Dataset records:
<<<<
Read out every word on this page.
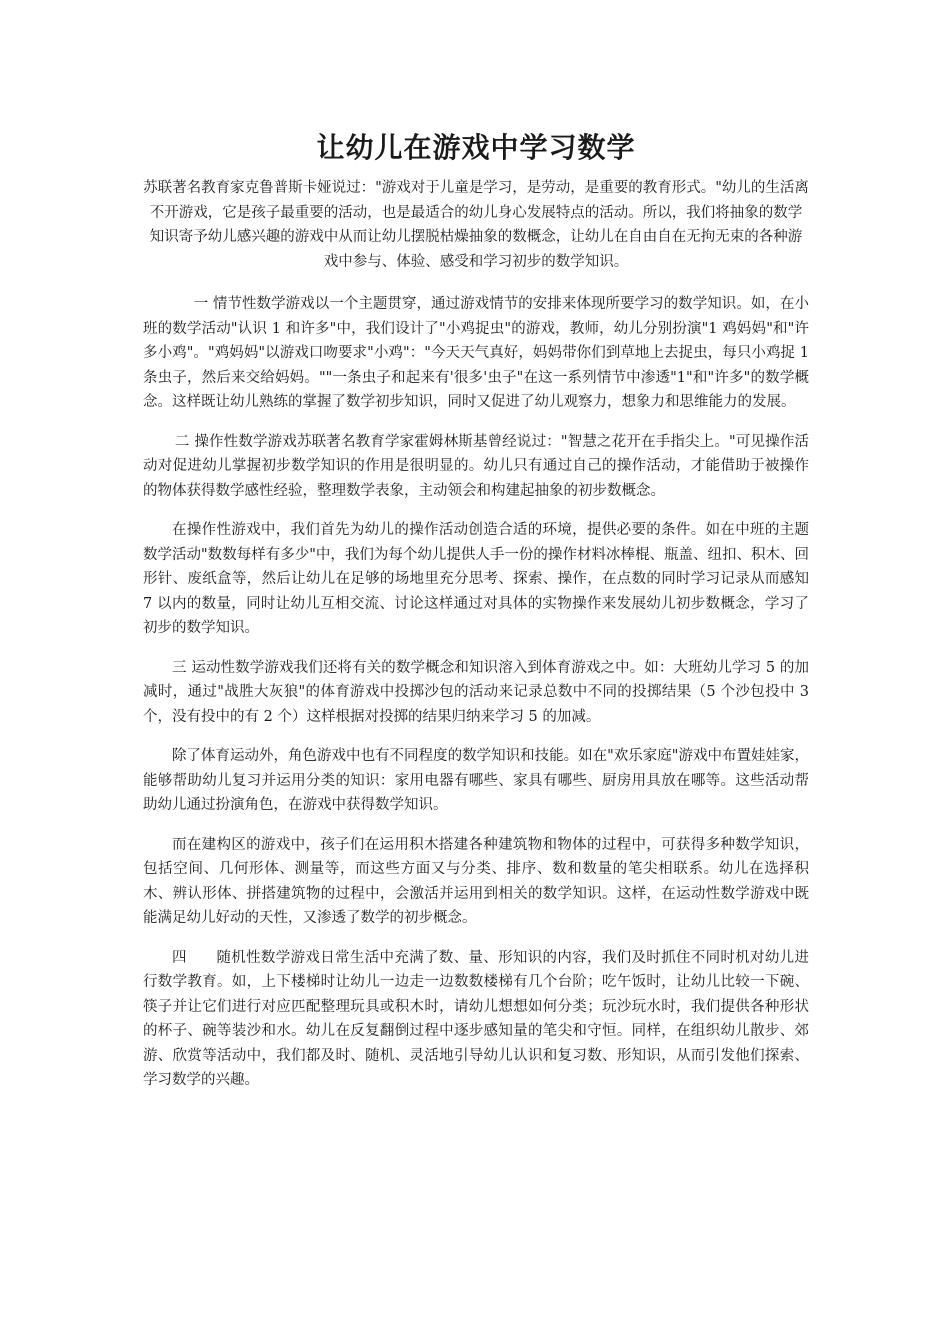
让幼儿在游戏中学习数学

苏联著名教育家克鲁普斯卡娅说过："游戏对于儿童是学习，是劳动，是重要的教育形式。"幼儿的生活离不开游戏，它是孩子最重要的活动，也是最适合的幼儿身心发展特点的活动。所以，我们将抽象的数学知识寄予幼儿感兴趣的游戏中从而让幼儿摆脱枯燥抽象的数概念，让幼儿在自由自在无拘无束的各种游戏中参与、体验、感受和学习初步的数学知识。

一 情节性数学游戏以一个主题贯穿，通过游戏情节的安排来体现所要学习的数学知识。如，在小班的数学活动"认识 1 和许多"中，我们设计了"小鸡捉虫"的游戏，教师，幼儿分别扮演"1 鸡妈妈"和"许多小鸡"。"鸡妈妈"以游戏口吻要求"小鸡"："今天天气真好，妈妈带你们到草地上去捉虫，每只小鸡捉 1 条虫子，然后来交给妈妈。""一条虫子和起来有'很多'虫子"在这一系列情节中渗透"1"和"许多"的数学概念。这样既让幼儿熟练的掌握了数学初步知识，同时又促进了幼儿观察力，想象力和思维能力的发展。

二 操作性数学游戏苏联著名教育学家霍姆林斯基曾经说过："智慧之花开在手指尖上。"可见操作活动对促进幼儿掌握初步数学知识的作用是很明显的。幼儿只有通过自己的操作活动，才能借助于被操作的物体获得数学感性经验，整理数学表象，主动领会和构建起抽象的初步数概念。

在操作性游戏中，我们首先为幼儿的操作活动创造合适的环境，提供必要的条件。如在中班的主题数学活动"数数每样有多少"中，我们为每个幼儿提供人手一份的操作材料冰棒棍、瓶盖、纽扣、积木、回形针、废纸盒等，然后让幼儿在足够的场地里充分思考、探索、操作，在点数的同时学习记录从而感知 7 以内的数量，同时让幼儿互相交流、讨论这样通过对具体的实物操作来发展幼儿初步数概念，学习了初步的数学知识。

三 运动性数学游戏我们还将有关的数学概念和知识溶入到体育游戏之中。如：大班幼儿学习 5 的加减时，通过"战胜大灰狼"的体育游戏中投掷沙包的活动来记录总数中不同的投掷结果（5 个沙包投中 3 个，没有投中的有 2 个）这样根据对投掷的结果归纳来学习 5 的加减。

除了体育运动外，角色游戏中也有不同程度的数学知识和技能。如在"欢乐家庭"游戏中布置娃娃家，能够帮助幼儿复习并运用分类的知识：家用电器有哪些、家具有哪些、厨房用具放在哪等。这些活动帮助幼儿通过扮演角色，在游戏中获得数学知识。

而在建构区的游戏中，孩子们在运用积木搭建各种建筑物和物体的过程中，可获得多种数学知识，包括空间、几何形体、测量等，而这些方面又与分类、排序、数和数量的笔尖相联系。幼儿在选择积木、辨认形体、拼搭建筑物的过程中，会激活并运用到相关的数学知识。这样，在运动性数学游戏中既能满足幼儿好动的天性，又渗透了数学的初步概念。

四　　随机性数学游戏日常生活中充满了数、量、形知识的内容，我们及时抓住不同时机对幼儿进行数学教育。如，上下楼梯时让幼儿一边走一边数数楼梯有几个台阶；吃午饭时，让幼儿比较一下碗、筷子并让它们进行对应匹配整理玩具或积木时，请幼儿想想如何分类；玩沙玩水时，我们提供各种形状的杯子、碗等装沙和水。幼儿在反复翻倒过程中逐步感知量的笔尖和守恒。同样，在组织幼儿散步、郊游、欣赏等活动中，我们都及时、随机、灵活地引导幼儿认识和复习数、形知识，从而引发他们探索、学习数学的兴趣。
>>>>
→ Exercise instructions
Write out the entries above verbatim; the pictures do not belong in your copy.

→ Exercise solution
Read out every word on this page.
让幼儿在游戏中学习数学

苏联著名教育家克鲁普斯卡娅说过："游戏对于儿童是学习，是劳动，是重要的教育形式。"幼儿的生活离不开游戏，它是孩子最重要的活动，也是最适合的幼儿身心发展特点的活动。所以，我们将抽象的数学知识寄予幼儿感兴趣的游戏中从而让幼儿摆脱枯燥抽象的数概念，让幼儿在自由自在无拘无束的各种游戏中参与、体验、感受和学习初步的数学知识。

一 情节性数学游戏以一个主题贯穿，通过游戏情节的安排来体现所要学习的数学知识。如，在小班的数学活动"认识 1 和许多"中，我们设计了"小鸡捉虫"的游戏，教师，幼儿分别扮演"1 鸡妈妈"和"许多小鸡"。"鸡妈妈"以游戏口吻要求"小鸡"："今天天气真好，妈妈带你们到草地上去捉虫，每只小鸡捉 1 条虫子，然后来交给妈妈。""一条虫子和起来有'很多'虫子"在这一系列情节中渗透"1"和"许多"的数学概念。这样既让幼儿熟练的掌握了数学初步知识，同时又促进了幼儿观察力，想象力和思维能力的发展。

二 操作性数学游戏苏联著名教育学家霍姆林斯基曾经说过："智慧之花开在手指尖上。"可见操作活动对促进幼儿掌握初步数学知识的作用是很明显的。幼儿只有通过自己的操作活动，才能借助于被操作的物体获得数学感性经验，整理数学表象，主动领会和构建起抽象的初步数概念。

在操作性游戏中，我们首先为幼儿的操作活动创造合适的环境，提供必要的条件。如在中班的主题数学活动"数数每样有多少"中，我们为每个幼儿提供人手一份的操作材料冰棒棍、瓶盖、纽扣、积木、回形针、废纸盒等，然后让幼儿在足够的场地里充分思考、探索、操作，在点数的同时学习记录从而感知 7 以内的数量，同时让幼儿互相交流、讨论这样通过对具体的实物操作来发展幼儿初步数概念，学习了初步的数学知识。

三 运动性数学游戏我们还将有关的数学概念和知识溶入到体育游戏之中。如：大班幼儿学习 5 的加减时，通过"战胜大灰狼"的体育游戏中投掷沙包的活动来记录总数中不同的投掷结果（5 个沙包投中 3 个，没有投中的有 2 个）这样根据对投掷的结果归纳来学习 5 的加减。

除了体育运动外，角色游戏中也有不同程度的数学知识和技能。如在"欢乐家庭"游戏中布置娃娃家，能够帮助幼儿复习并运用分类的知识：家用电器有哪些、家具有哪些、厨房用具放在哪等。这些活动帮助幼儿通过扮演角色，在游戏中获得数学知识。

而在建构区的游戏中，孩子们在运用积木搭建各种建筑物和物体的过程中，可获得多种数学知识，包括空间、几何形体、测量等，而这些方面又与分类、排序、数和数量的笔尖相联系。幼儿在选择积木、辨认形体、拼搭建筑物的过程中，会激活并运用到相关的数学知识。这样，在运动性数学游戏中既能满足幼儿好动的天性，又渗透了数学的初步概念。

四　　随机性数学游戏日常生活中充满了数、量、形知识的内容，我们及时抓住不同时机对幼儿进行数学教育。如，上下楼梯时让幼儿一边走一边数数楼梯有几个台阶；吃午饭时，让幼儿比较一下碗、筷子并让它们进行对应匹配整理玩具或积木时，请幼儿想想如何分类；玩沙玩水时，我们提供各种形状的杯子、碗等装沙和水。幼儿在反复翻倒过程中逐步感知量的笔尖和守恒。同样，在组织幼儿散步、郊游、欣赏等活动中，我们都及时、随机、灵活地引导幼儿认识和复习数、形知识，从而引发他们探索、学习数学的兴趣。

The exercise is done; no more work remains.